## PROBLEM TO SOLVE
Reproduce the material below line for line, with no changes.

### PROVIDED RECORDS ###

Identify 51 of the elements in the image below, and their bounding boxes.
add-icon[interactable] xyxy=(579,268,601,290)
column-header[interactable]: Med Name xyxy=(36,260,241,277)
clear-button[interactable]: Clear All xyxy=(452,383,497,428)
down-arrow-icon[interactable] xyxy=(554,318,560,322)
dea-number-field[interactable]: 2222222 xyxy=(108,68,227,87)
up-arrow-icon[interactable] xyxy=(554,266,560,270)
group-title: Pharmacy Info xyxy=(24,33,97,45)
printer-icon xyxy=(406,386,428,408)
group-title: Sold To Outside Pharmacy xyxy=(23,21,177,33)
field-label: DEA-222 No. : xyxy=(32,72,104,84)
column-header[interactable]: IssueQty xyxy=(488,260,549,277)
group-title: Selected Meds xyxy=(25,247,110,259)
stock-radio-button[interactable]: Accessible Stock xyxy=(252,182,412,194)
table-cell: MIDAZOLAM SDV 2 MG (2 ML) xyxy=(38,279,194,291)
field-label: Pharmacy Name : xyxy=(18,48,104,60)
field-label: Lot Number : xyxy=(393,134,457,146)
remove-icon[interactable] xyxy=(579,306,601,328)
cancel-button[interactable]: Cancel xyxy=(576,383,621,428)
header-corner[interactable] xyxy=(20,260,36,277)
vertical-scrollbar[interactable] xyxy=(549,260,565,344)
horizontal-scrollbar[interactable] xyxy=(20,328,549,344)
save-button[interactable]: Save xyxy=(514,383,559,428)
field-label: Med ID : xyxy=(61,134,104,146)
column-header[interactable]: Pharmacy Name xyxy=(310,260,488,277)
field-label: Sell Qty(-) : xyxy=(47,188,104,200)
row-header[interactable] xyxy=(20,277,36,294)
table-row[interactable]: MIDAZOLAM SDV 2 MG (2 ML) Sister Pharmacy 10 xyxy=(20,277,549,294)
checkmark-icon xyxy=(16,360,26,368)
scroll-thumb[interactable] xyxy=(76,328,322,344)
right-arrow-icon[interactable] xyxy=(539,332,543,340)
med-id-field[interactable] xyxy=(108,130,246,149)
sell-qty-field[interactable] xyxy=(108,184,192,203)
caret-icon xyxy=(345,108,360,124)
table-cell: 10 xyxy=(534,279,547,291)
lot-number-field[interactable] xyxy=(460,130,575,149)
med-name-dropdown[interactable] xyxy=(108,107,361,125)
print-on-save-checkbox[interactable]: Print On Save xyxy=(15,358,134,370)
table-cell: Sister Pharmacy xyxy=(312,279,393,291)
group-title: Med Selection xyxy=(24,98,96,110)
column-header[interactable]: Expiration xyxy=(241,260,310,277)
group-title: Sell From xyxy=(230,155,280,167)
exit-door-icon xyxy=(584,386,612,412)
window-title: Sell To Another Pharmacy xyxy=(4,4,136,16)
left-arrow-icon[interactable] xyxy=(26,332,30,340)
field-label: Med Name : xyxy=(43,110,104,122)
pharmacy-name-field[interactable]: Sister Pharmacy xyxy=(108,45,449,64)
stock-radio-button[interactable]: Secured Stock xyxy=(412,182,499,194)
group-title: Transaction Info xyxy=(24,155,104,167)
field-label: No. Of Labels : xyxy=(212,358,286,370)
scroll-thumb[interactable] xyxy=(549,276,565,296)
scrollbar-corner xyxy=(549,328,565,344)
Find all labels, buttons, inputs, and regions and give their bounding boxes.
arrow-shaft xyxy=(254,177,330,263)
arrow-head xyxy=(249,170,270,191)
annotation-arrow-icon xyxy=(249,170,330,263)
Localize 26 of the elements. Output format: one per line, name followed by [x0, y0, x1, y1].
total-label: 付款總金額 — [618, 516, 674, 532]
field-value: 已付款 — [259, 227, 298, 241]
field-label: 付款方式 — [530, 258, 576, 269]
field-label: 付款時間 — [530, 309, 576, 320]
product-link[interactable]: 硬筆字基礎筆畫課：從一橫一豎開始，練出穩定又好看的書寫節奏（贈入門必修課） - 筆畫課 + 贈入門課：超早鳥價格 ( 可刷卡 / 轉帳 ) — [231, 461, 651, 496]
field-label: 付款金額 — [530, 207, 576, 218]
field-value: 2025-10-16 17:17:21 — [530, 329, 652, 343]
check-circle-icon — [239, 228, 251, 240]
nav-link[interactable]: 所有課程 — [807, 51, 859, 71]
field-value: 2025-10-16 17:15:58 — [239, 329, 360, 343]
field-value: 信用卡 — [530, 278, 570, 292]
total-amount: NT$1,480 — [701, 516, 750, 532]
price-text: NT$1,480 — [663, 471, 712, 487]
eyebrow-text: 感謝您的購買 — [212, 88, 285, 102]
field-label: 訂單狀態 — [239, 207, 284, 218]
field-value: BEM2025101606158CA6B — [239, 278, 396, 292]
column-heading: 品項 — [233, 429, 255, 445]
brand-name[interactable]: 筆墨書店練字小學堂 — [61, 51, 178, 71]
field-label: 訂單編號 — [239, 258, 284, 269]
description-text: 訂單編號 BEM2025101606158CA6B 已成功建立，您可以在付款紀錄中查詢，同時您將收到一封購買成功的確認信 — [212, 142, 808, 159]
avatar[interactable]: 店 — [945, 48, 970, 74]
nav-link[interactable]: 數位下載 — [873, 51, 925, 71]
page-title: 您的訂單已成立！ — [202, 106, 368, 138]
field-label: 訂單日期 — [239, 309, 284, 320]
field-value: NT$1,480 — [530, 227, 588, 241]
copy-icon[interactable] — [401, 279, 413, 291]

###

## THE COMPLETED TASK
Identify 51 of the elements in the image below, and their bounding boxes.
add-icon[interactable] xyxy=(579,268,601,290)
column-header[interactable]: Med Name xyxy=(36,260,241,277)
clear-button[interactable]: Clear All xyxy=(452,383,497,428)
down-arrow-icon[interactable] xyxy=(554,318,560,322)
dea-number-field[interactable]: 2222222 xyxy=(108,68,227,87)
up-arrow-icon[interactable] xyxy=(554,266,560,270)
group-title: Pharmacy Info xyxy=(24,33,97,45)
printer-icon xyxy=(406,386,428,408)
group-title: Sold To Outside Pharmacy xyxy=(23,21,177,33)
field-label: DEA-222 No. : xyxy=(32,72,104,84)
column-header[interactable]: IssueQty xyxy=(488,260,549,277)
group-title: Selected Meds xyxy=(25,247,110,259)
stock-radio-button[interactable]: Accessible Stock xyxy=(252,182,412,194)
table-cell: MIDAZOLAM SDV 2 MG (2 ML) xyxy=(38,279,194,291)
field-label: Pharmacy Name : xyxy=(18,48,104,60)
field-label: Lot Number : xyxy=(393,134,457,146)
remove-icon[interactable] xyxy=(579,306,601,328)
cancel-button[interactable]: Cancel xyxy=(576,383,621,428)
header-corner[interactable] xyxy=(20,260,36,277)
vertical-scrollbar[interactable] xyxy=(549,260,565,344)
horizontal-scrollbar[interactable] xyxy=(20,328,549,344)
save-button[interactable]: Save xyxy=(514,383,559,428)
field-label: Med ID : xyxy=(61,134,104,146)
column-header[interactable]: Pharmacy Name xyxy=(310,260,488,277)
field-label: Sell Qty(-) : xyxy=(47,188,104,200)
row-header[interactable] xyxy=(20,277,36,294)
table-row[interactable]: MIDAZOLAM SDV 2 MG (2 ML) Sister Pharmacy 10 xyxy=(20,277,549,294)
checkmark-icon xyxy=(16,360,26,368)
scroll-thumb[interactable] xyxy=(76,328,322,344)
right-arrow-icon[interactable] xyxy=(539,332,543,340)
med-id-field[interactable] xyxy=(108,130,246,149)
sell-qty-field[interactable] xyxy=(108,184,192,203)
caret-icon xyxy=(345,108,360,124)
table-cell: 10 xyxy=(534,279,547,291)
lot-number-field[interactable] xyxy=(460,130,575,149)
med-name-dropdown[interactable] xyxy=(108,107,361,125)
print-on-save-checkbox[interactable]: Print On Save xyxy=(15,358,134,370)
table-cell: Sister Pharmacy xyxy=(312,279,393,291)
group-title: Med Selection xyxy=(24,98,96,110)
column-header[interactable]: Expiration xyxy=(241,260,310,277)
group-title: Sell From xyxy=(230,155,280,167)
exit-door-icon xyxy=(584,386,612,412)
window-title: Sell To Another Pharmacy xyxy=(4,4,136,16)
left-arrow-icon[interactable] xyxy=(26,332,30,340)
field-label: Med Name : xyxy=(43,110,104,122)
pharmacy-name-field[interactable]: Sister Pharmacy xyxy=(108,45,449,64)
stock-radio-button[interactable]: Secured Stock xyxy=(412,182,499,194)
group-title: Transaction Info xyxy=(24,155,104,167)
field-label: No. Of Labels : xyxy=(212,358,286,370)
scroll-thumb[interactable] xyxy=(549,276,565,296)
scrollbar-corner xyxy=(549,328,565,344)
Find all labels, buttons, inputs, and regions and give their bounding boxes.
arrow-shaft xyxy=(254,177,330,263)
arrow-head xyxy=(249,170,270,191)
annotation-arrow-icon xyxy=(249,170,330,263)
Localize 26 of the elements. Output format: one per line, name followed by [x0, y0, x1, y1].
total-label: 付款總金額 — [618, 516, 674, 532]
field-value: 已付款 — [259, 227, 298, 241]
field-label: 付款方式 — [530, 258, 576, 269]
field-label: 付款時間 — [530, 309, 576, 320]
product-link[interactable]: 硬筆字基礎筆畫課：從一橫一豎開始，練出穩定又好看的書寫節奏（贈入門必修課） - 筆畫課 + 贈入門課：超早鳥價格 ( 可刷卡 / 轉帳 ) — [231, 461, 651, 496]
field-label: 付款金額 — [530, 207, 576, 218]
field-value: 2025-10-16 17:17:21 — [530, 329, 652, 343]
check-circle-icon — [239, 228, 251, 240]
nav-link[interactable]: 所有課程 — [807, 51, 859, 71]
field-value: 2025-10-16 17:15:58 — [239, 329, 360, 343]
field-value: 信用卡 — [530, 278, 570, 292]
total-amount: NT$1,480 — [701, 516, 750, 532]
price-text: NT$1,480 — [663, 471, 712, 487]
eyebrow-text: 感謝您的購買 — [212, 88, 285, 102]
field-label: 訂單狀態 — [239, 207, 284, 218]
field-value: BEM2025101606158CA6B — [239, 278, 396, 292]
column-heading: 品項 — [233, 429, 255, 445]
brand-name[interactable]: 筆墨書店練字小學堂 — [61, 51, 178, 71]
field-label: 訂單編號 — [239, 258, 284, 269]
description-text: 訂單編號 BEM2025101606158CA6B 已成功建立，您可以在付款紀錄中查詢，同時您將收到一封購買成功的確認信 — [212, 142, 808, 159]
avatar[interactable]: 店 — [945, 48, 970, 74]
nav-link[interactable]: 數位下載 — [873, 51, 925, 71]
page-title: 您的訂單已成立！ — [202, 106, 368, 138]
field-label: 訂單日期 — [239, 309, 284, 320]
field-value: NT$1,480 — [530, 227, 588, 241]
copy-icon[interactable] — [401, 279, 413, 291]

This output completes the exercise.